Check each line of the records below and collect those that include the word "пластинке".

* Start Record list *

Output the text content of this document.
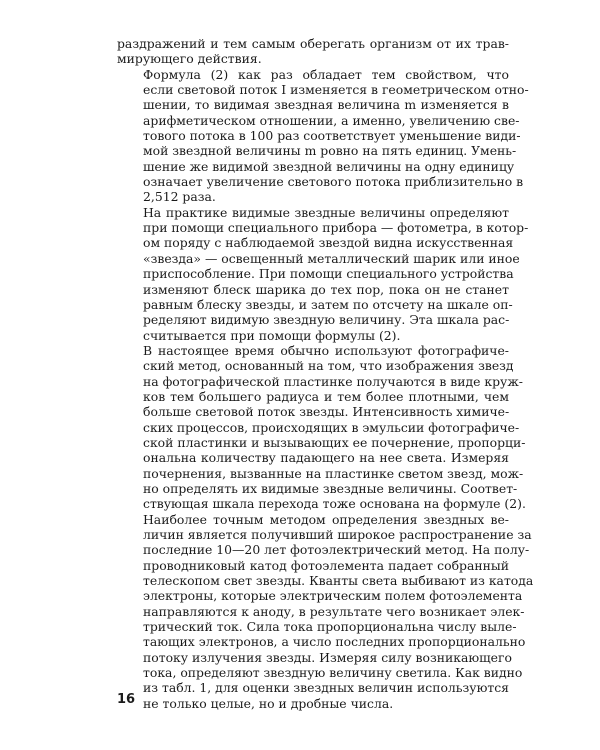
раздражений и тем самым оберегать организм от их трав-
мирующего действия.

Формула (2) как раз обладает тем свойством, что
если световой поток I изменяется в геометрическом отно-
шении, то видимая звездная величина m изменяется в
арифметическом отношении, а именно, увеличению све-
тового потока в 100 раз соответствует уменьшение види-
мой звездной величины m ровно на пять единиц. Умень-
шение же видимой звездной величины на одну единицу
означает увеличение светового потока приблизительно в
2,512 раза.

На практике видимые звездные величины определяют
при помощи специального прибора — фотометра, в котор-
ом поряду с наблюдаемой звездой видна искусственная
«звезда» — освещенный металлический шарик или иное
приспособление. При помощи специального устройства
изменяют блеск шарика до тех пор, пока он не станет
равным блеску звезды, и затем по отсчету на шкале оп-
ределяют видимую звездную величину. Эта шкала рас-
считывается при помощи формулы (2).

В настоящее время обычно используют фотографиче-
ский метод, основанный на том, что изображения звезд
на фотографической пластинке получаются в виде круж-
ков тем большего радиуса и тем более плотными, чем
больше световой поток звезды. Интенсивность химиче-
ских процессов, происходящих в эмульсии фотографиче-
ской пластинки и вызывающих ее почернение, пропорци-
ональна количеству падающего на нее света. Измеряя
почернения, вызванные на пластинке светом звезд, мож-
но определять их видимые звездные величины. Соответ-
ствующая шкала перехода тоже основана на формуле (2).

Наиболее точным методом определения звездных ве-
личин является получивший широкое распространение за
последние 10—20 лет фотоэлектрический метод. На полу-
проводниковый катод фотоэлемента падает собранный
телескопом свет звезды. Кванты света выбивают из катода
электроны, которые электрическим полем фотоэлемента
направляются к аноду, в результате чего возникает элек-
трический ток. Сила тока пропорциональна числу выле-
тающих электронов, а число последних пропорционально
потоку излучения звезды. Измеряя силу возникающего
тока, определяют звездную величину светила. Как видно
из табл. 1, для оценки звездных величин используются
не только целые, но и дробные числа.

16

* End Record list *
* Start Record list *

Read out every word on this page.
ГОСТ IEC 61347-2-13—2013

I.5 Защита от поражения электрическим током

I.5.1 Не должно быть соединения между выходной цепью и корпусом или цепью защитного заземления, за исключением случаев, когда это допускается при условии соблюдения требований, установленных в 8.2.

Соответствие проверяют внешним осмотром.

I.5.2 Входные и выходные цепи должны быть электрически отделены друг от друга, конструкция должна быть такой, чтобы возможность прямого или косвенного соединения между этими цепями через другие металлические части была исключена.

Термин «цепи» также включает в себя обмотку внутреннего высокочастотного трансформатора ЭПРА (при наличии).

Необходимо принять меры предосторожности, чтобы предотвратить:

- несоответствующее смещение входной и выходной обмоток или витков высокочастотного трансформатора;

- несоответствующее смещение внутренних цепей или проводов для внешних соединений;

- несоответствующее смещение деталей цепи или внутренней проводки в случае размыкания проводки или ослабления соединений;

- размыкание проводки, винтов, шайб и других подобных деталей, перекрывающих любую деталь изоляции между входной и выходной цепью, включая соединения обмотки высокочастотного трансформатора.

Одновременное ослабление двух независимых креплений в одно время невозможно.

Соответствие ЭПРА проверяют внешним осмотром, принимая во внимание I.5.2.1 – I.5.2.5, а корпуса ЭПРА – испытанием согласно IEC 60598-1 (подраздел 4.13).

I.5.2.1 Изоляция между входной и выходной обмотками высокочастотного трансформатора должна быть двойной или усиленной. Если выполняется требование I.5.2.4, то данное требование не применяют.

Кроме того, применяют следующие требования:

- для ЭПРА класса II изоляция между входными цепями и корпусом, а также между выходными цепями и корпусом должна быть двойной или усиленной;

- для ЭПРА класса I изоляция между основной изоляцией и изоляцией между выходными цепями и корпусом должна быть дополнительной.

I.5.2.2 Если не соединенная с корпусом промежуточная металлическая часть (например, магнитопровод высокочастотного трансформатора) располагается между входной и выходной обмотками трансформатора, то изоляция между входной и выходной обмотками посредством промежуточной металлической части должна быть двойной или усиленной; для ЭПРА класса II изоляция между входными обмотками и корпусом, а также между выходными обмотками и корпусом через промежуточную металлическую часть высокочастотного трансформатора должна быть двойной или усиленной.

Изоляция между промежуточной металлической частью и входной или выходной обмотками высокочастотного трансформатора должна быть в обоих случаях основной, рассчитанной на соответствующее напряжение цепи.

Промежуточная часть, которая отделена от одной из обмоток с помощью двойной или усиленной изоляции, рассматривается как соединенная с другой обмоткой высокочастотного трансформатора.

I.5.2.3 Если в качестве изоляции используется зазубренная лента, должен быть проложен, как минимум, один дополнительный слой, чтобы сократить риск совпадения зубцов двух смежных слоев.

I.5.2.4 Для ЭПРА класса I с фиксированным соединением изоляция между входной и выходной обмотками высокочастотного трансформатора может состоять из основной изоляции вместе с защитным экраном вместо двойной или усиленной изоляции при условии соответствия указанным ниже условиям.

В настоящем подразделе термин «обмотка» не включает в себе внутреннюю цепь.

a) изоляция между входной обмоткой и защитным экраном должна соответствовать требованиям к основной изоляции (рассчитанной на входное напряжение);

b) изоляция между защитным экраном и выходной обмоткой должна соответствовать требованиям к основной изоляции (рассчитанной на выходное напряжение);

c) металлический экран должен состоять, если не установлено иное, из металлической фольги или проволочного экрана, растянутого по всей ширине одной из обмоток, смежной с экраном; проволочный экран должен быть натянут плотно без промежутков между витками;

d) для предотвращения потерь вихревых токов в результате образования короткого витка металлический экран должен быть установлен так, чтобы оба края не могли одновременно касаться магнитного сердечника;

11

* End Record list *

§ **Complete answer**:
на фотографической пластинке получаются в виде круж-
почернения, вызванные на пластинке светом звезд, мож-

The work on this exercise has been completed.